---------- Supplied material ----------
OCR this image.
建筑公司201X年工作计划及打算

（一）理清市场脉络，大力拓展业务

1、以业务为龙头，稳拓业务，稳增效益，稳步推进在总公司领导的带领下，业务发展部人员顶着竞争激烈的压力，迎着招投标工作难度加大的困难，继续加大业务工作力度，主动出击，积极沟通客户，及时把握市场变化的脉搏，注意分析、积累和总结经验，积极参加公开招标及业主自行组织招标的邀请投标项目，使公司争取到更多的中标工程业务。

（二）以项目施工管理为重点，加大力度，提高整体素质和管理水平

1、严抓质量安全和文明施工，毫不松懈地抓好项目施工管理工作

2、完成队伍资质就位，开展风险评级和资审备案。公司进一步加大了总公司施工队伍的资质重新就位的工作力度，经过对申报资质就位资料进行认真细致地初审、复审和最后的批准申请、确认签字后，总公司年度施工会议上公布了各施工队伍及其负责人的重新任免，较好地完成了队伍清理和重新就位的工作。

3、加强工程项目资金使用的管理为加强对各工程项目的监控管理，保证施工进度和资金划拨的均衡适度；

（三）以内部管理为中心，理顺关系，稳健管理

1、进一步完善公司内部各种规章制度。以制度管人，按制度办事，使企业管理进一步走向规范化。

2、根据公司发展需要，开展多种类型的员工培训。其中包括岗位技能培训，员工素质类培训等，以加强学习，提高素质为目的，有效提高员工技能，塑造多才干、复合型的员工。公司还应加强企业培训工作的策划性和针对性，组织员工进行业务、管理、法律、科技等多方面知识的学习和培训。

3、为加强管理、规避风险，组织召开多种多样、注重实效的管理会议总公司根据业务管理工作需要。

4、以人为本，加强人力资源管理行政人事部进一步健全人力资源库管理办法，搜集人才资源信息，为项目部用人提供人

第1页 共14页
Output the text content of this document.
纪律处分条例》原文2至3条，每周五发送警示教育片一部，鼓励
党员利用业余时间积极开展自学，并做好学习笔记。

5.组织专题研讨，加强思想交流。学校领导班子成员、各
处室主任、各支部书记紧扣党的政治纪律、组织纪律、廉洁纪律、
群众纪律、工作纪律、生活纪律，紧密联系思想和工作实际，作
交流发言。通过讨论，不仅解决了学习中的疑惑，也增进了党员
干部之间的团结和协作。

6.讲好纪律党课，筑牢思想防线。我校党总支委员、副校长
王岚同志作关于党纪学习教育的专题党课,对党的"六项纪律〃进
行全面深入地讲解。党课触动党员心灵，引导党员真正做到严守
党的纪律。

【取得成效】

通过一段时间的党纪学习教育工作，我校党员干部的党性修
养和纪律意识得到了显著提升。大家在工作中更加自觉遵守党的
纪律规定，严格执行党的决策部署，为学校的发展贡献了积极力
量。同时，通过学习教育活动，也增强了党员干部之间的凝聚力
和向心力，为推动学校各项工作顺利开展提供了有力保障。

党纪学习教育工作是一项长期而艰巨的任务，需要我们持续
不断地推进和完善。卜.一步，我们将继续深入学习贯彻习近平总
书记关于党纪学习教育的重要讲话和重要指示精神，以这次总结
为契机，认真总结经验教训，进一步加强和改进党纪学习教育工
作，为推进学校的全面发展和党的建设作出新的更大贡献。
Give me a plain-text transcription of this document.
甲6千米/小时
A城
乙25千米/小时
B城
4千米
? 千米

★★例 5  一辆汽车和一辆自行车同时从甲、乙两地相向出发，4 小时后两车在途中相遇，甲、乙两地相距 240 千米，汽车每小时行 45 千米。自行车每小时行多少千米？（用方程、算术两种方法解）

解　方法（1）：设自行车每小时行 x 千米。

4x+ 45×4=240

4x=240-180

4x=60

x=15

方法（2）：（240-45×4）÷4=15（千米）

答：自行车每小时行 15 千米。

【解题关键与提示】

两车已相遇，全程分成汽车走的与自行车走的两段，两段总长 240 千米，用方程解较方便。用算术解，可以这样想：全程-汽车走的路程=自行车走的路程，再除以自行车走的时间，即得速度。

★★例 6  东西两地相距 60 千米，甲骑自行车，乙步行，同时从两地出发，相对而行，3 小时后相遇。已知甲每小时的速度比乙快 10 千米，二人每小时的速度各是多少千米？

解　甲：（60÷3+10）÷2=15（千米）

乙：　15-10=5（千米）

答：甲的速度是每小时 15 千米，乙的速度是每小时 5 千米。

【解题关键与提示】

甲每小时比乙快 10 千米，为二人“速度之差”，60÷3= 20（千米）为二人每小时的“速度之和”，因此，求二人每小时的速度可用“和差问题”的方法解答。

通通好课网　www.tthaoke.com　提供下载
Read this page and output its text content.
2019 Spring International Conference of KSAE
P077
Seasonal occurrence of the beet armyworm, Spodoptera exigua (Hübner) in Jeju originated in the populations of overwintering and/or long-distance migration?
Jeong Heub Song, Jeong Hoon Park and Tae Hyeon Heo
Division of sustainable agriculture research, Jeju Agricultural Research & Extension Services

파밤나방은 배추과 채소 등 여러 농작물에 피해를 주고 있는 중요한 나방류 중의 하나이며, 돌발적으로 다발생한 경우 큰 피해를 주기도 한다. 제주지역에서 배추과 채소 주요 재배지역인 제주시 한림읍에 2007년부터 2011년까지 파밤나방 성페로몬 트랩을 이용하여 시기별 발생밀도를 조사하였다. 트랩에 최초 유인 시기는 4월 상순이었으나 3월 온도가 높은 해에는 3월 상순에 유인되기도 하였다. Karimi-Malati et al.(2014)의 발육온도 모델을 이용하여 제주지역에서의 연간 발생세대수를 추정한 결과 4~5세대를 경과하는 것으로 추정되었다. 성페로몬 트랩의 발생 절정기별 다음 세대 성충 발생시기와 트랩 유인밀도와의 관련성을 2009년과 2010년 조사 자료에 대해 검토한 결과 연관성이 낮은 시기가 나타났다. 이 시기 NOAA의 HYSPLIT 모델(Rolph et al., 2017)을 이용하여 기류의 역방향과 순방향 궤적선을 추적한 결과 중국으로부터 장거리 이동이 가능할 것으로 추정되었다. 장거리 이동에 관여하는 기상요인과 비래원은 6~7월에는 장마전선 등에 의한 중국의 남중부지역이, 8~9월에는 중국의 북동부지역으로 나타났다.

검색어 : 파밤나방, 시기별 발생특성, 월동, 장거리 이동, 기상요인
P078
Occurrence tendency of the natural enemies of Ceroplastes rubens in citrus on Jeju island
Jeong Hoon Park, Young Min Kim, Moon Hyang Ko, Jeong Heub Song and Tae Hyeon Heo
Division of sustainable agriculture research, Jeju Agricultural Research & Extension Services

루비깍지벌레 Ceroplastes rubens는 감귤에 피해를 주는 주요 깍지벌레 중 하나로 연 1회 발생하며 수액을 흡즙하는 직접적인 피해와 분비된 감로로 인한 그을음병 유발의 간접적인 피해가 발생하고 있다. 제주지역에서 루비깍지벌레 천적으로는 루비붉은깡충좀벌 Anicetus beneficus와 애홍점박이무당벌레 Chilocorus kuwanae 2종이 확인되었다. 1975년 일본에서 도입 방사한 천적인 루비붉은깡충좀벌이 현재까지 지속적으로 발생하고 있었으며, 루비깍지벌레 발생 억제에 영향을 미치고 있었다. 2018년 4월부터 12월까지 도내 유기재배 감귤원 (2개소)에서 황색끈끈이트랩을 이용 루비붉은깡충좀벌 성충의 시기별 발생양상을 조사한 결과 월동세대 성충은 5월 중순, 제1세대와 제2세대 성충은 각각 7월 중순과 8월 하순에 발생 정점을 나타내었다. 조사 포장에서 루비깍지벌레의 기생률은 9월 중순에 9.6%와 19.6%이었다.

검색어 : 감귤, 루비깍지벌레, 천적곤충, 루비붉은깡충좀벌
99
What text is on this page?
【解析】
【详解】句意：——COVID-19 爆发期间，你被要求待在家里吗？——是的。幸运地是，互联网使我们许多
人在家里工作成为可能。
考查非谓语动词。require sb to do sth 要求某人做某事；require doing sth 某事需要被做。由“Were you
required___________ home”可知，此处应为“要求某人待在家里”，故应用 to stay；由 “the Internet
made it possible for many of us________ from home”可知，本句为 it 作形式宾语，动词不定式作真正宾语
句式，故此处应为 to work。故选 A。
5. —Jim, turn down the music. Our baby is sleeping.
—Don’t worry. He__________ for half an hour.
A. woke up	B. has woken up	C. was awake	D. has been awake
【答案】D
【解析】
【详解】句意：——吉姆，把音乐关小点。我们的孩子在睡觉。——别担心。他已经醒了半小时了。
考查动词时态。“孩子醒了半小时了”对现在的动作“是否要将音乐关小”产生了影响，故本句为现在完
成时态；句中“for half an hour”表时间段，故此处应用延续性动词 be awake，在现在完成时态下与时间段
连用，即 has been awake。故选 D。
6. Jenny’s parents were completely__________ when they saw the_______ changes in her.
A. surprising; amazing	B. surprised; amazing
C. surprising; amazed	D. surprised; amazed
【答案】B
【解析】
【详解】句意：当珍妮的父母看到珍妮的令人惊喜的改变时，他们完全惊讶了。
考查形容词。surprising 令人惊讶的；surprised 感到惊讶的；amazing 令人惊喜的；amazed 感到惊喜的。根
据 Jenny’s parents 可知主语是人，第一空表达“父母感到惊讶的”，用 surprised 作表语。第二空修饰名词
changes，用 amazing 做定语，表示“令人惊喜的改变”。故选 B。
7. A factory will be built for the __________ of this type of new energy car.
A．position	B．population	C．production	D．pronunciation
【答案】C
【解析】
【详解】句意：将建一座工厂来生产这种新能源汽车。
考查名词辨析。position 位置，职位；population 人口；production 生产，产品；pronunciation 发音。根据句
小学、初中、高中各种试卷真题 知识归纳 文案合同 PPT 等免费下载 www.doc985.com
----------
*Directive*
Each line from the one with "What text is on this page?" through the last line of the records must be written out word for word. Include nothing else.

*Written answer*
What text is on this page?
【解析】
【详解】句意：——COVID-19 爆发期间，你被要求待在家里吗？——是的。幸运地是，互联网使我们许多
人在家里工作成为可能。
考查非谓语动词。require sb to do sth 要求某人做某事；require doing sth 某事需要被做。由“Were you
required___________ home”可知，此处应为“要求某人待在家里”，故应用 to stay；由 “the Internet
made it possible for many of us________ from home”可知，本句为 it 作形式宾语，动词不定式作真正宾语
句式，故此处应为 to work。故选 A。
5. —Jim, turn down the music. Our baby is sleeping.
—Don’t worry. He__________ for half an hour.
A. woke up	B. has woken up	C. was awake	D. has been awake
【答案】D
【解析】
【详解】句意：——吉姆，把音乐关小点。我们的孩子在睡觉。——别担心。他已经醒了半小时了。
考查动词时态。“孩子醒了半小时了”对现在的动作“是否要将音乐关小”产生了影响，故本句为现在完
成时态；句中“for half an hour”表时间段，故此处应用延续性动词 be awake，在现在完成时态下与时间段
连用，即 has been awake。故选 D。
6. Jenny’s parents were completely__________ when they saw the_______ changes in her.
A. surprising; amazing	B. surprised; amazing
C. surprising; amazed	D. surprised; amazed
【答案】B
【解析】
【详解】句意：当珍妮的父母看到珍妮的令人惊喜的改变时，他们完全惊讶了。
考查形容词。surprising 令人惊讶的；surprised 感到惊讶的；amazing 令人惊喜的；amazed 感到惊喜的。根
据 Jenny’s parents 可知主语是人，第一空表达“父母感到惊讶的”，用 surprised 作表语。第二空修饰名词
changes，用 amazing 做定语，表示“令人惊喜的改变”。故选 B。
7. A factory will be built for the __________ of this type of new energy car.
A．position	B．population	C．production	D．pronunciation
【答案】C
【解析】
【详解】句意：将建一座工厂来生产这种新能源汽车。
考查名词辨析。position 位置，职位；population 人口；production 生产，产品；pronunciation 发音。根据句
小学、初中、高中各种试卷真题 知识归纳 文案合同 PPT 等免费下载 www.doc985.com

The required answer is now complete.